*EXERCISE DIRECTIONS*
Check every line of the entries that follow, and copy the ones containing "JSON".

*RECORDS SUPPLIED*
- - -
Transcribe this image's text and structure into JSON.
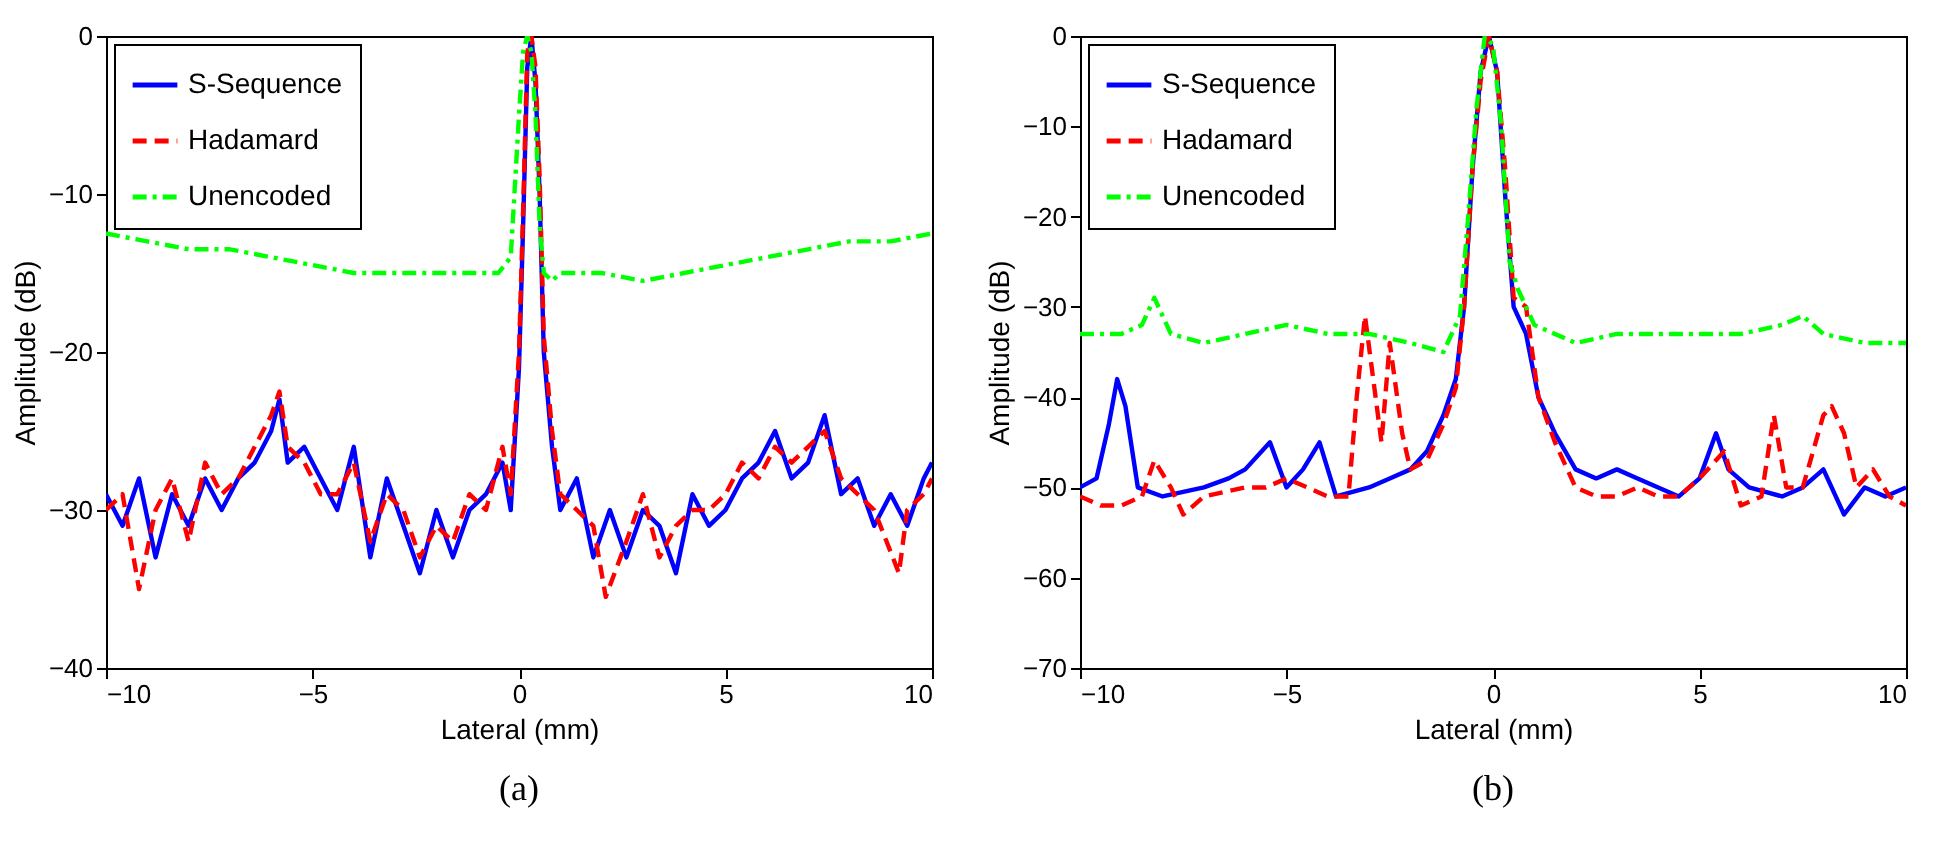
{
  "chart_data": [
    {
      "type": "line",
      "title": "(a)",
      "xlabel": "Lateral (mm)",
      "ylabel": "Amplitude (dB)",
      "xlim": [
        -10,
        10
      ],
      "ylim": [
        -40,
        0
      ],
      "xticks": [
        -10,
        -5,
        0,
        5,
        10
      ],
      "yticks": [
        -40,
        -30,
        -20,
        -10,
        0
      ],
      "grid": false,
      "legend": "top left",
      "series": [
        {
          "name": "S-Sequence",
          "color": "#0000ff",
          "line_style": "solid",
          "x": [
            -10,
            -9.6,
            -9.2,
            -8.8,
            -8.4,
            -8,
            -7.6,
            -7.2,
            -6.8,
            -6.4,
            -6,
            -5.8,
            -5.6,
            -5.2,
            -4.8,
            -4.4,
            -4,
            -3.6,
            -3.2,
            -2.8,
            -2.4,
            -2,
            -1.6,
            -1.2,
            -0.8,
            -0.4,
            -0.2,
            0,
            0.1,
            0.2,
            0.3,
            0.4,
            0.5,
            0.6,
            0.8,
            1,
            1.4,
            1.8,
            2.2,
            2.6,
            3,
            3.4,
            3.8,
            4.2,
            4.6,
            5,
            5.4,
            5.8,
            6.2,
            6.6,
            7,
            7.4,
            7.8,
            8.2,
            8.6,
            9,
            9.4,
            9.8,
            10
          ],
          "values": [
            -29,
            -31,
            -28,
            -33,
            -29,
            -31,
            -28,
            -30,
            -28,
            -27,
            -25,
            -23,
            -27,
            -26,
            -28,
            -30,
            -26,
            -33,
            -28,
            -31,
            -34,
            -30,
            -33,
            -30,
            -29,
            -27,
            -30,
            -21,
            -12,
            -2,
            0,
            -3,
            -10,
            -20,
            -26,
            -30,
            -28,
            -33,
            -30,
            -33,
            -30,
            -31,
            -34,
            -29,
            -31,
            -30,
            -28,
            -27,
            -25,
            -28,
            -27,
            -24,
            -29,
            -28,
            -31,
            -29,
            -31,
            -28,
            -27
          ]
        },
        {
          "name": "Hadamard",
          "color": "#ff0000",
          "line_style": "dashed",
          "x": [
            -10,
            -9.6,
            -9.2,
            -8.8,
            -8.4,
            -8,
            -7.6,
            -7.2,
            -6.8,
            -6.4,
            -6,
            -5.8,
            -5.6,
            -5.2,
            -4.8,
            -4.4,
            -4,
            -3.6,
            -3.2,
            -2.8,
            -2.4,
            -2,
            -1.6,
            -1.2,
            -0.8,
            -0.4,
            -0.2,
            0,
            0.1,
            0.2,
            0.3,
            0.4,
            0.5,
            0.6,
            0.8,
            1,
            1.4,
            1.8,
            2.1,
            2.6,
            3,
            3.4,
            3.8,
            4.2,
            4.6,
            5,
            5.4,
            5.8,
            6.2,
            6.6,
            7,
            7.4,
            7.8,
            8.2,
            8.6,
            9.2,
            9.4,
            9.8,
            10
          ],
          "values": [
            -30,
            -29,
            -35,
            -30,
            -28,
            -32,
            -27,
            -29,
            -28,
            -26,
            -24,
            -22.5,
            -26,
            -27,
            -29,
            -29,
            -27,
            -32,
            -29,
            -30,
            -33,
            -31,
            -32,
            -29,
            -30,
            -26,
            -29,
            -20,
            -11,
            -1,
            0,
            -2,
            -9,
            -19,
            -25,
            -29,
            -30,
            -31,
            -35.5,
            -32,
            -29,
            -33,
            -31,
            -30,
            -30,
            -29,
            -27,
            -28,
            -26,
            -27,
            -26,
            -25,
            -28,
            -29,
            -30,
            -34,
            -30,
            -29,
            -28
          ]
        },
        {
          "name": "Unencoded",
          "color": "#00ff00",
          "line_style": "dashdot",
          "x": [
            -10,
            -9,
            -8,
            -7,
            -6,
            -5,
            -4,
            -3,
            -2,
            -1,
            -0.5,
            -0.2,
            0,
            0.1,
            0.2,
            0.3,
            0.4,
            0.5,
            0.6,
            0.8,
            1,
            2,
            3,
            4,
            5,
            6,
            7,
            8,
            9,
            10
          ],
          "values": [
            -12.5,
            -13,
            -13.5,
            -13.5,
            -14,
            -14.5,
            -15,
            -15,
            -15,
            -15,
            -15,
            -14,
            -5,
            -1,
            0,
            -1,
            -5,
            -12,
            -15,
            -15.5,
            -15,
            -15,
            -15.5,
            -15,
            -14.5,
            -14,
            -13.5,
            -13,
            -13,
            -12.5
          ]
        }
      ]
    },
    {
      "type": "line",
      "title": "(b)",
      "xlabel": "Lateral (mm)",
      "ylabel": "Amplitude (dB)",
      "xlim": [
        -10,
        10
      ],
      "ylim": [
        -70,
        0
      ],
      "xticks": [
        -10,
        -5,
        0,
        5,
        10
      ],
      "yticks": [
        -70,
        -60,
        -50,
        -40,
        -30,
        -20,
        -10,
        0
      ],
      "grid": false,
      "legend": "top left",
      "series": [
        {
          "name": "S-Sequence",
          "color": "#0000ff",
          "line_style": "solid",
          "x": [
            -10,
            -9.6,
            -9.3,
            -9.1,
            -8.9,
            -8.6,
            -8,
            -7,
            -6.4,
            -6,
            -5.4,
            -5,
            -4.6,
            -4.2,
            -3.8,
            -3,
            -2.5,
            -2,
            -1.6,
            -1.2,
            -0.9,
            -0.7,
            -0.5,
            -0.3,
            -0.1,
            0.1,
            0.3,
            0.5,
            0.8,
            1.1,
            1.5,
            2,
            2.5,
            3,
            3.5,
            4,
            4.5,
            5,
            5.4,
            5.7,
            6.2,
            7,
            7.5,
            8,
            8.5,
            9,
            9.5,
            10
          ],
          "values": [
            -50,
            -49,
            -43,
            -38,
            -41,
            -50,
            -51,
            -50,
            -49,
            -48,
            -45,
            -50,
            -48,
            -45,
            -51,
            -50,
            -49,
            -48,
            -46,
            -42,
            -38,
            -30,
            -15,
            -4,
            0,
            -4,
            -18,
            -30,
            -33,
            -40,
            -44,
            -48,
            -49,
            -48,
            -49,
            -50,
            -51,
            -49,
            -44,
            -48,
            -50,
            -51,
            -50,
            -48,
            -53,
            -50,
            -51,
            -50
          ]
        },
        {
          "name": "Hadamard",
          "color": "#ff0000",
          "line_style": "dashed",
          "x": [
            -10,
            -9.5,
            -9,
            -8.5,
            -8.2,
            -7.8,
            -7.5,
            -7,
            -6,
            -5.5,
            -5,
            -4.5,
            -4,
            -3.5,
            -3.3,
            -3.1,
            -2.9,
            -2.7,
            -2.5,
            -2.2,
            -2,
            -1.6,
            -1.2,
            -0.9,
            -0.7,
            -0.5,
            -0.3,
            -0.1,
            0.1,
            0.3,
            0.5,
            0.8,
            1.1,
            1.5,
            2,
            2.5,
            3,
            3.5,
            4,
            4.5,
            5,
            5.6,
            6,
            6.5,
            6.8,
            7.1,
            7.5,
            8,
            8.2,
            8.5,
            8.8,
            9.2,
            9.6,
            10
          ],
          "values": [
            -51,
            -52,
            -52,
            -51,
            -47,
            -50,
            -53,
            -51,
            -50,
            -50,
            -49,
            -50,
            -51,
            -51,
            -40,
            -31,
            -38,
            -45,
            -34,
            -44,
            -48,
            -47,
            -43,
            -39,
            -30,
            -15,
            -5,
            0,
            -4,
            -15,
            -29,
            -30,
            -40,
            -45,
            -50,
            -51,
            -51,
            -50,
            -51,
            -51,
            -49,
            -46,
            -52,
            -51,
            -42,
            -50,
            -50,
            -42,
            -41,
            -44,
            -50,
            -48,
            -51,
            -52
          ]
        },
        {
          "name": "Unencoded",
          "color": "#00ff00",
          "line_style": "dashdot",
          "x": [
            -10,
            -9.5,
            -9,
            -8.5,
            -8.2,
            -7.8,
            -7,
            -6,
            -5,
            -4,
            -3,
            -2,
            -1.2,
            -0.8,
            -0.6,
            -0.4,
            -0.2,
            0,
            0.2,
            0.4,
            0.6,
            1,
            1.5,
            2,
            3,
            4,
            5,
            6,
            7,
            7.5,
            8,
            9,
            9.5,
            10
          ],
          "values": [
            -33,
            -33,
            -33,
            -32,
            -29,
            -33,
            -34,
            -33,
            -32,
            -33,
            -33,
            -34,
            -35,
            -31,
            -20,
            -8,
            0,
            -1,
            -10,
            -25,
            -28,
            -32,
            -33,
            -34,
            -33,
            -33,
            -33,
            -33,
            -32,
            -31,
            -33,
            -34,
            -34,
            -34
          ]
        }
      ]
    }
  ]
}
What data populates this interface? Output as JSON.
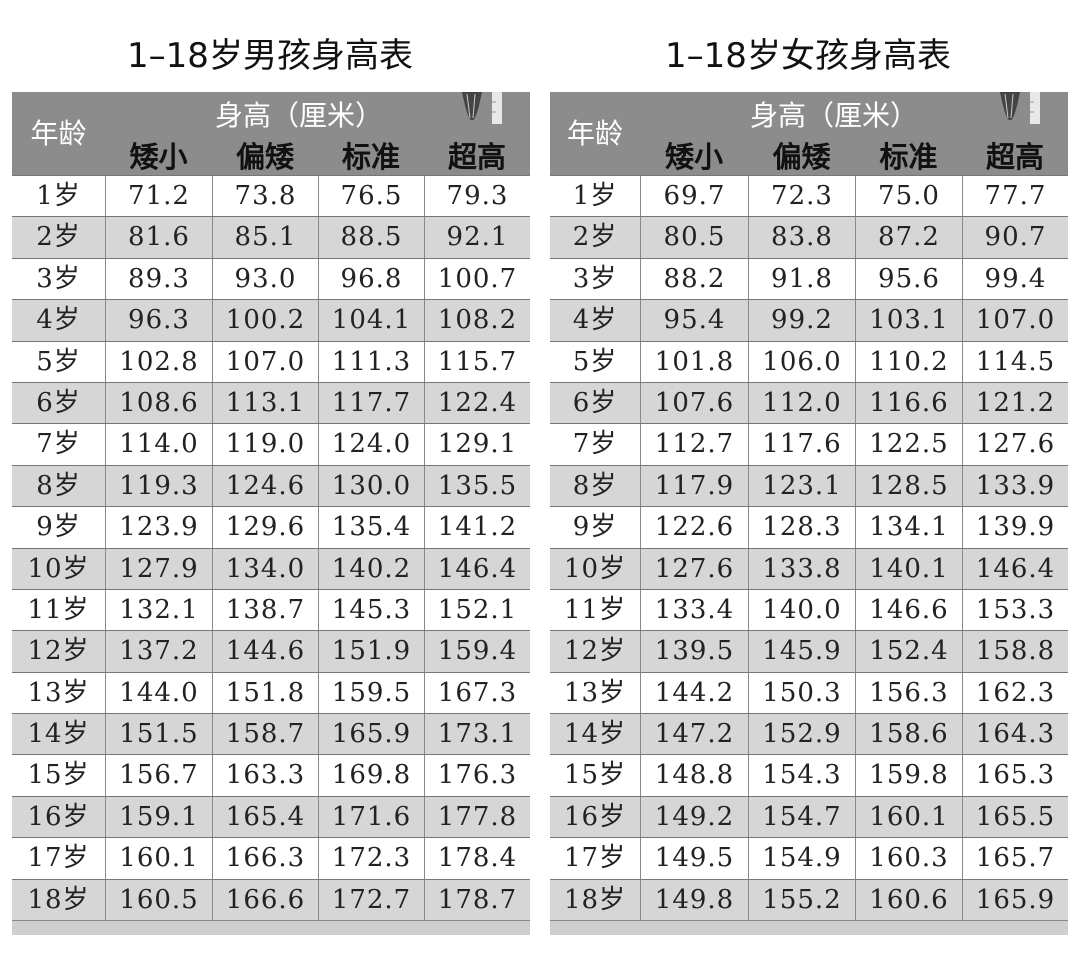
- - -
*ANSWER TO THE EXERCISE*
Transcribe this image's text and structure into JSON.
What data populates this interface? Output as JSON.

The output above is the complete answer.